- The task:
Of the lines in the entries below, state how many hold the word "拓扑属性". Say nothing else.

##### Data lines #####

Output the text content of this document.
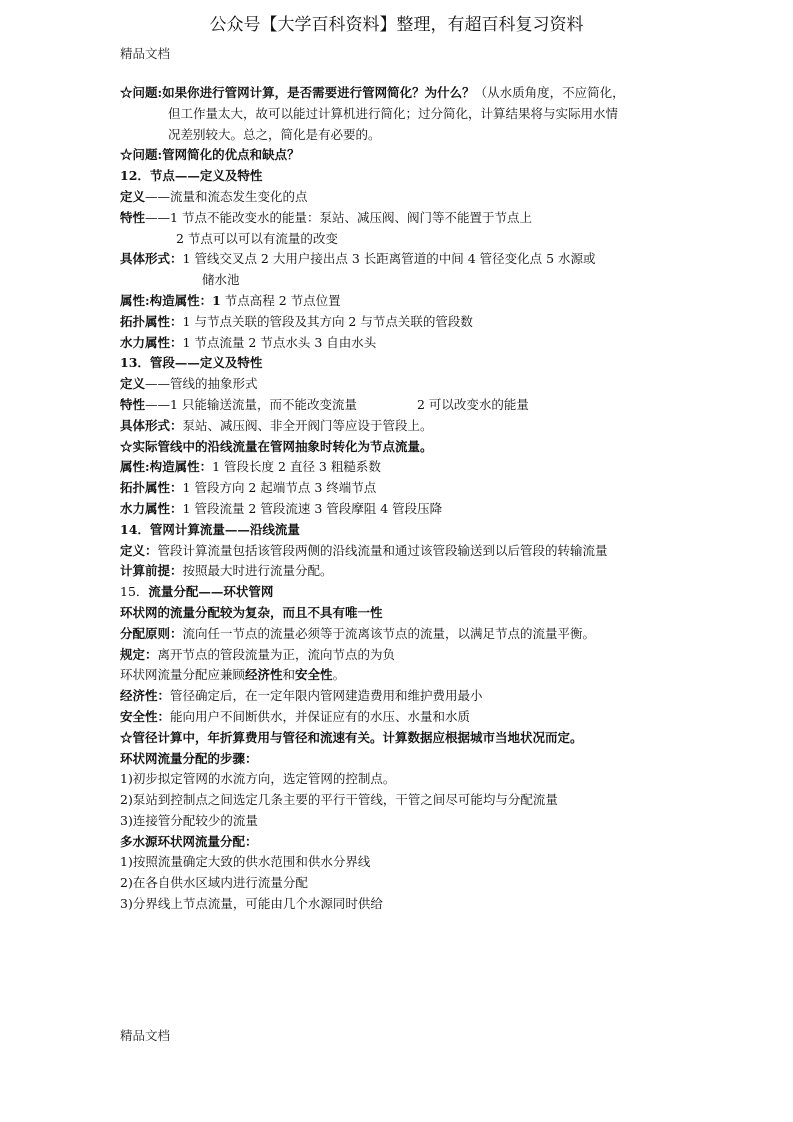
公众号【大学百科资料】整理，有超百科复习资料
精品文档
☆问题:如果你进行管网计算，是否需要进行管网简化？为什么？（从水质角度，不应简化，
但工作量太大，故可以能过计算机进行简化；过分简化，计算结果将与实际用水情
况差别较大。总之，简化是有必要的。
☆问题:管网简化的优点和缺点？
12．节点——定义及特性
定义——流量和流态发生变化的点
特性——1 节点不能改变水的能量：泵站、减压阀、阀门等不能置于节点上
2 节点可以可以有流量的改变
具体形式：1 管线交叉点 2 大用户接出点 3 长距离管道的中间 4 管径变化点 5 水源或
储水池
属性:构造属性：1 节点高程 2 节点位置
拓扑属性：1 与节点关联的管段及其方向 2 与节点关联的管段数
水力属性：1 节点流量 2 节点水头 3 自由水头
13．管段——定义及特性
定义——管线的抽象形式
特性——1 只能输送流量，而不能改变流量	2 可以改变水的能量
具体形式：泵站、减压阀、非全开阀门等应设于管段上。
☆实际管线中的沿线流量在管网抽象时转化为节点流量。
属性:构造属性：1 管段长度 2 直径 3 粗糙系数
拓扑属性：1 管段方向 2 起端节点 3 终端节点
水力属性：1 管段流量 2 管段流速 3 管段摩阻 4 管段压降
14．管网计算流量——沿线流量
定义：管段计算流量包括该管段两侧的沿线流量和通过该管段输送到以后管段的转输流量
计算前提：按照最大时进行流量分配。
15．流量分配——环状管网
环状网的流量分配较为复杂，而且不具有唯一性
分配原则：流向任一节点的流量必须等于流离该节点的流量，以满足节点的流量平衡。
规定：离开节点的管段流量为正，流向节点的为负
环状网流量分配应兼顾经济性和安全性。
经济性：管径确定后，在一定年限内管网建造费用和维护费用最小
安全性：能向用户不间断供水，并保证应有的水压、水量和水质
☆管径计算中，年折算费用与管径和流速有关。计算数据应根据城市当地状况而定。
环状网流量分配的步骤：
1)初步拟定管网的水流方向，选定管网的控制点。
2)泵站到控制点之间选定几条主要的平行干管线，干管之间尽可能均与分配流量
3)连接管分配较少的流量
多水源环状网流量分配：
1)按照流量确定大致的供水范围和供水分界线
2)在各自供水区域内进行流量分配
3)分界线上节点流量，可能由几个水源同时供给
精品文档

#####

- Solution for this problem:
2